- Supplied entries:
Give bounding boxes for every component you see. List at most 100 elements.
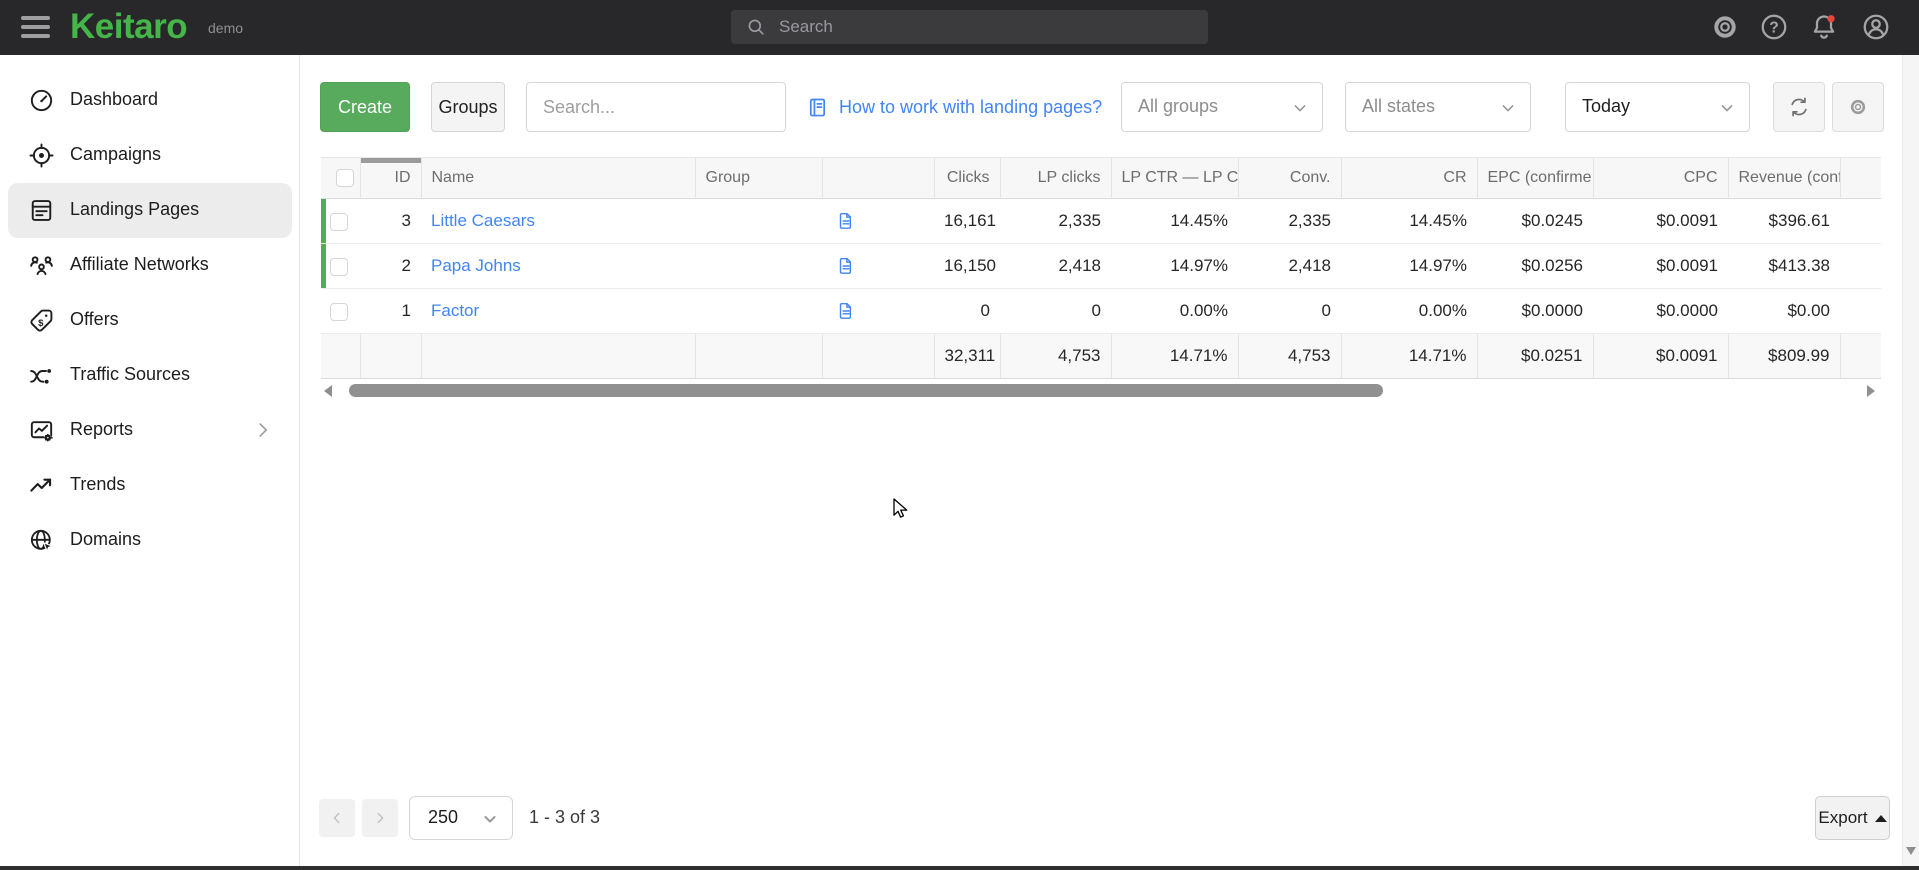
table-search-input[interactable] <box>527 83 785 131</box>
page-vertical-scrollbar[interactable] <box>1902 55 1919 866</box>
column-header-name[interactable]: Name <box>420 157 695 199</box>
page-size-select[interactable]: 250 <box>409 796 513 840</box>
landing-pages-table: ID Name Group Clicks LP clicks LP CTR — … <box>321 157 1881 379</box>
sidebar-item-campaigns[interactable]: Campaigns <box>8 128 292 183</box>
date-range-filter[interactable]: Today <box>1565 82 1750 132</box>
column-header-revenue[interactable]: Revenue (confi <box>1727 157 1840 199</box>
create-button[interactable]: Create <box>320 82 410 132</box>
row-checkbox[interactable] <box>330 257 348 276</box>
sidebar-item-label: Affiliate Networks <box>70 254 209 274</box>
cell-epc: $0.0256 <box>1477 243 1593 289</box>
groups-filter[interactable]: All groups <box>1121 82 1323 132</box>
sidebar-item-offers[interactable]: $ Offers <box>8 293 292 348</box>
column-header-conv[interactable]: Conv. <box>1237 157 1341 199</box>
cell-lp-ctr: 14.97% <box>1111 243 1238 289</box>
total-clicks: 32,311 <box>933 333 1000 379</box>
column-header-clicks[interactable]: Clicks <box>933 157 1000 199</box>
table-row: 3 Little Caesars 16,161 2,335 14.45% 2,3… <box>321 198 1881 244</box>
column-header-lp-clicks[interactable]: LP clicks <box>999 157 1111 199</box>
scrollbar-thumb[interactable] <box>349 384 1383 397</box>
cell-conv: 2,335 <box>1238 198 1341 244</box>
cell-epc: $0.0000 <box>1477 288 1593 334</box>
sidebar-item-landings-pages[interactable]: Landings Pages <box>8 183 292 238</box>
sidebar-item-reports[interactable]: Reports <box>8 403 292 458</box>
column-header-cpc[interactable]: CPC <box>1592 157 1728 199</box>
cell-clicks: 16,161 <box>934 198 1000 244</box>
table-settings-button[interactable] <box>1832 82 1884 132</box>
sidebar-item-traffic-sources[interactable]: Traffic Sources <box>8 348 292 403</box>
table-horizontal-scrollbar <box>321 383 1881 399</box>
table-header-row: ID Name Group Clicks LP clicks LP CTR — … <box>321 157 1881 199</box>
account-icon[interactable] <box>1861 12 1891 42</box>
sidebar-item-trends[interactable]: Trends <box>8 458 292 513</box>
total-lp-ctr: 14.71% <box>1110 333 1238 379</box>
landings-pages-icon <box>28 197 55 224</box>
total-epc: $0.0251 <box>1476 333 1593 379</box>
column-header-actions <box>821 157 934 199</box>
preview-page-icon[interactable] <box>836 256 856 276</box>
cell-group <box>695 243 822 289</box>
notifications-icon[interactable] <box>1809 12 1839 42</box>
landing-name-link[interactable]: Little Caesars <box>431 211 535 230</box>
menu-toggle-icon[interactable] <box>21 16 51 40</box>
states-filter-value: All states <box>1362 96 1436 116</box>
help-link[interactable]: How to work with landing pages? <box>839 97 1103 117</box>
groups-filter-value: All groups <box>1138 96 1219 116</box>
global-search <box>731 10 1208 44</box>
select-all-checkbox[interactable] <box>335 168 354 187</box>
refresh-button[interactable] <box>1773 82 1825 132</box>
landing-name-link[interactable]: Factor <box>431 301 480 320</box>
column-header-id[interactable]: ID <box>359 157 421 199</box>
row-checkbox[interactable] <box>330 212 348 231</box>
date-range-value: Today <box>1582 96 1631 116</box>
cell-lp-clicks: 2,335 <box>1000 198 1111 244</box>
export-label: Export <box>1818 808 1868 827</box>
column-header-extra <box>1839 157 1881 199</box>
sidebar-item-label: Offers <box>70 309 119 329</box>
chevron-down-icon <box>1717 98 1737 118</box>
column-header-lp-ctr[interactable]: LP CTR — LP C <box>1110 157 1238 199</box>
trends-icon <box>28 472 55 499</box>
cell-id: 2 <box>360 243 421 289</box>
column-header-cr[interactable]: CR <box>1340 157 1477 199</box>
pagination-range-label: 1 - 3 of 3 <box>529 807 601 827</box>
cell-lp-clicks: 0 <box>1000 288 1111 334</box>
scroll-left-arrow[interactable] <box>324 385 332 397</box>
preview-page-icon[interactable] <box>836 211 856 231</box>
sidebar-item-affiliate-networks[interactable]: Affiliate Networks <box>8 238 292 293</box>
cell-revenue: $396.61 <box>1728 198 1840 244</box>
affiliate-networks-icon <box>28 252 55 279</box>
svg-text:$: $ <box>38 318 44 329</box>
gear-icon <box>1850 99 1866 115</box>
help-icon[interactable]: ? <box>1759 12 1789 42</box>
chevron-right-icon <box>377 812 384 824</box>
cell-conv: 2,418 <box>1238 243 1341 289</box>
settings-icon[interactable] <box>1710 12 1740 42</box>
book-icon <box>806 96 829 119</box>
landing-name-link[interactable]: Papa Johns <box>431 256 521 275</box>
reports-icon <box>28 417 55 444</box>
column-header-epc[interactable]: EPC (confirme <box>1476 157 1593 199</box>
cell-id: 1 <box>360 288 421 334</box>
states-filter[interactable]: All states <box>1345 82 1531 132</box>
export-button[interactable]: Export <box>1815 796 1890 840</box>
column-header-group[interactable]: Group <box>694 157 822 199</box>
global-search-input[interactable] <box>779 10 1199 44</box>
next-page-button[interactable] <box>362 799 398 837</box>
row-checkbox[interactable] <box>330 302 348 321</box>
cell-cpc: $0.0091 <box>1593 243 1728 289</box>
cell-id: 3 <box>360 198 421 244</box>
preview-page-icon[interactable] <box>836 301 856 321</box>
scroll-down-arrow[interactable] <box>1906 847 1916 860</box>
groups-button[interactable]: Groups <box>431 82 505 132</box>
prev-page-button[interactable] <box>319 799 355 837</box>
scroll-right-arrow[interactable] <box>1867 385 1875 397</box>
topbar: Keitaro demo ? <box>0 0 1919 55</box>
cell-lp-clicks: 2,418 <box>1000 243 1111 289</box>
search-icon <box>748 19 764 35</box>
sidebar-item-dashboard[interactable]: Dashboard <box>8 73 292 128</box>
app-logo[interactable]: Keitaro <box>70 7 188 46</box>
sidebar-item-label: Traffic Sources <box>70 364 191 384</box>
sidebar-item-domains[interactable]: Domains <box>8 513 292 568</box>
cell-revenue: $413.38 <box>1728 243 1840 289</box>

- Problem statement:
Can you write these entries out again with "Landings Pages" changed to "Landers" everywhere it appears, keeping everything else the same and omitting the pictures?

- Answer to this exercise:
Give bounding boxes for every component you see. List at most 100 elements.
table-search-input[interactable] <box>527 83 785 131</box>
page-vertical-scrollbar[interactable] <box>1902 55 1919 866</box>
column-header-name[interactable]: Name <box>420 157 695 199</box>
page-size-select[interactable]: 250 <box>409 796 513 840</box>
landing-pages-table: ID Name Group Clicks LP clicks LP CTR — … <box>321 157 1881 379</box>
sidebar-item-campaigns[interactable]: Campaigns <box>8 128 292 183</box>
date-range-filter[interactable]: Today <box>1565 82 1750 132</box>
column-header-revenue[interactable]: Revenue (confi <box>1727 157 1840 199</box>
create-button[interactable]: Create <box>320 82 410 132</box>
row-checkbox[interactable] <box>330 257 348 276</box>
sidebar-item-label: Affiliate Networks <box>70 254 209 274</box>
cell-epc: $0.0256 <box>1477 243 1593 289</box>
groups-filter[interactable]: All groups <box>1121 82 1323 132</box>
sidebar-item-offers[interactable]: $ Offers <box>8 293 292 348</box>
column-header-conv[interactable]: Conv. <box>1237 157 1341 199</box>
cell-lp-ctr: 14.97% <box>1111 243 1238 289</box>
total-clicks: 32,311 <box>933 333 1000 379</box>
column-header-clicks[interactable]: Clicks <box>933 157 1000 199</box>
table-row: 3 Little Caesars 16,161 2,335 14.45% 2,3… <box>321 198 1881 244</box>
column-header-lp-clicks[interactable]: LP clicks <box>999 157 1111 199</box>
scrollbar-thumb[interactable] <box>349 384 1383 397</box>
cell-conv: 2,335 <box>1238 198 1341 244</box>
cell-epc: $0.0000 <box>1477 288 1593 334</box>
sidebar-item-landings-pages[interactable]: Landers <box>8 183 292 238</box>
sidebar-item-reports[interactable]: Reports <box>8 403 292 458</box>
column-header-cpc[interactable]: CPC <box>1592 157 1728 199</box>
cell-clicks: 16,161 <box>934 198 1000 244</box>
table-settings-button[interactable] <box>1832 82 1884 132</box>
sidebar-item-traffic-sources[interactable]: Traffic Sources <box>8 348 292 403</box>
table-horizontal-scrollbar <box>321 383 1881 399</box>
table-header-row: ID Name Group Clicks LP clicks LP CTR — … <box>321 157 1881 199</box>
account-icon[interactable] <box>1861 12 1891 42</box>
sidebar-item-trends[interactable]: Trends <box>8 458 292 513</box>
total-lp-ctr: 14.71% <box>1110 333 1238 379</box>
landings-pages-icon <box>28 197 55 224</box>
total-epc: $0.0251 <box>1476 333 1593 379</box>
column-header-actions <box>821 157 934 199</box>
preview-page-icon[interactable] <box>836 256 856 276</box>
cell-group <box>695 243 822 289</box>
notifications-icon[interactable] <box>1809 12 1839 42</box>
landing-name-link[interactable]: Little Caesars <box>431 211 535 230</box>
menu-toggle-icon[interactable] <box>21 16 51 40</box>
states-filter-value: All states <box>1362 96 1436 116</box>
help-link[interactable]: How to work with landing pages? <box>839 97 1103 117</box>
groups-filter-value: All groups <box>1138 96 1219 116</box>
global-search <box>731 10 1208 44</box>
select-all-checkbox[interactable] <box>335 168 354 187</box>
refresh-button[interactable] <box>1773 82 1825 132</box>
landing-name-link[interactable]: Factor <box>431 301 480 320</box>
column-header-id[interactable]: ID <box>359 157 421 199</box>
row-checkbox[interactable] <box>330 212 348 231</box>
date-range-value: Today <box>1582 96 1631 116</box>
cell-lp-clicks: 2,335 <box>1000 198 1111 244</box>
export-label: Export <box>1818 808 1868 827</box>
column-header-extra <box>1839 157 1881 199</box>
sidebar-item-label: Offers <box>70 309 119 329</box>
chevron-down-icon <box>1717 98 1737 118</box>
column-header-lp-ctr[interactable]: LP CTR — LP C <box>1110 157 1238 199</box>
trends-icon <box>28 472 55 499</box>
cell-id: 2 <box>360 243 421 289</box>
column-header-cr[interactable]: CR <box>1340 157 1477 199</box>
pagination-range-label: 1 - 3 of 3 <box>529 807 601 827</box>
cell-lp-clicks: 0 <box>1000 288 1111 334</box>
scroll-left-arrow[interactable] <box>324 385 332 397</box>
preview-page-icon[interactable] <box>836 211 856 231</box>
sidebar-item-affiliate-networks[interactable]: Affiliate Networks <box>8 238 292 293</box>
cell-revenue: $396.61 <box>1728 198 1840 244</box>
affiliate-networks-icon <box>28 252 55 279</box>
svg-text:$: $ <box>38 318 44 329</box>
gear-icon <box>1850 99 1866 115</box>
help-icon[interactable]: ? <box>1759 12 1789 42</box>
chevron-right-icon <box>377 812 384 824</box>
cell-conv: 2,418 <box>1238 243 1341 289</box>
settings-icon[interactable] <box>1710 12 1740 42</box>
book-icon <box>806 96 829 119</box>
landing-name-link[interactable]: Papa Johns <box>431 256 521 275</box>
reports-icon <box>28 417 55 444</box>
column-header-epc[interactable]: EPC (confirme <box>1476 157 1593 199</box>
cell-id: 1 <box>360 288 421 334</box>
states-filter[interactable]: All states <box>1345 82 1531 132</box>
export-button[interactable]: Export <box>1815 796 1890 840</box>
column-header-group[interactable]: Group <box>694 157 822 199</box>
global-search-input[interactable] <box>779 10 1199 44</box>
next-page-button[interactable] <box>362 799 398 837</box>
row-checkbox[interactable] <box>330 302 348 321</box>
cell-cpc: $0.0091 <box>1593 243 1728 289</box>
cell-id: 3 <box>360 198 421 244</box>
preview-page-icon[interactable] <box>836 301 856 321</box>
scroll-down-arrow[interactable] <box>1906 847 1916 860</box>
groups-button[interactable]: Groups <box>431 82 505 132</box>
prev-page-button[interactable] <box>319 799 355 837</box>
scroll-right-arrow[interactable] <box>1867 385 1875 397</box>
topbar: Keitaro demo ? <box>0 0 1919 55</box>
cell-lp-clicks: 2,418 <box>1000 243 1111 289</box>
search-icon <box>748 19 764 35</box>
sidebar-item-dashboard[interactable]: Dashboard <box>8 73 292 128</box>
app-logo[interactable]: Keitaro <box>70 7 188 46</box>
sidebar-item-label: Traffic Sources <box>70 364 191 384</box>
sidebar-item-domains[interactable]: Domains <box>8 513 292 568</box>
cell-revenue: $413.38 <box>1728 243 1840 289</box>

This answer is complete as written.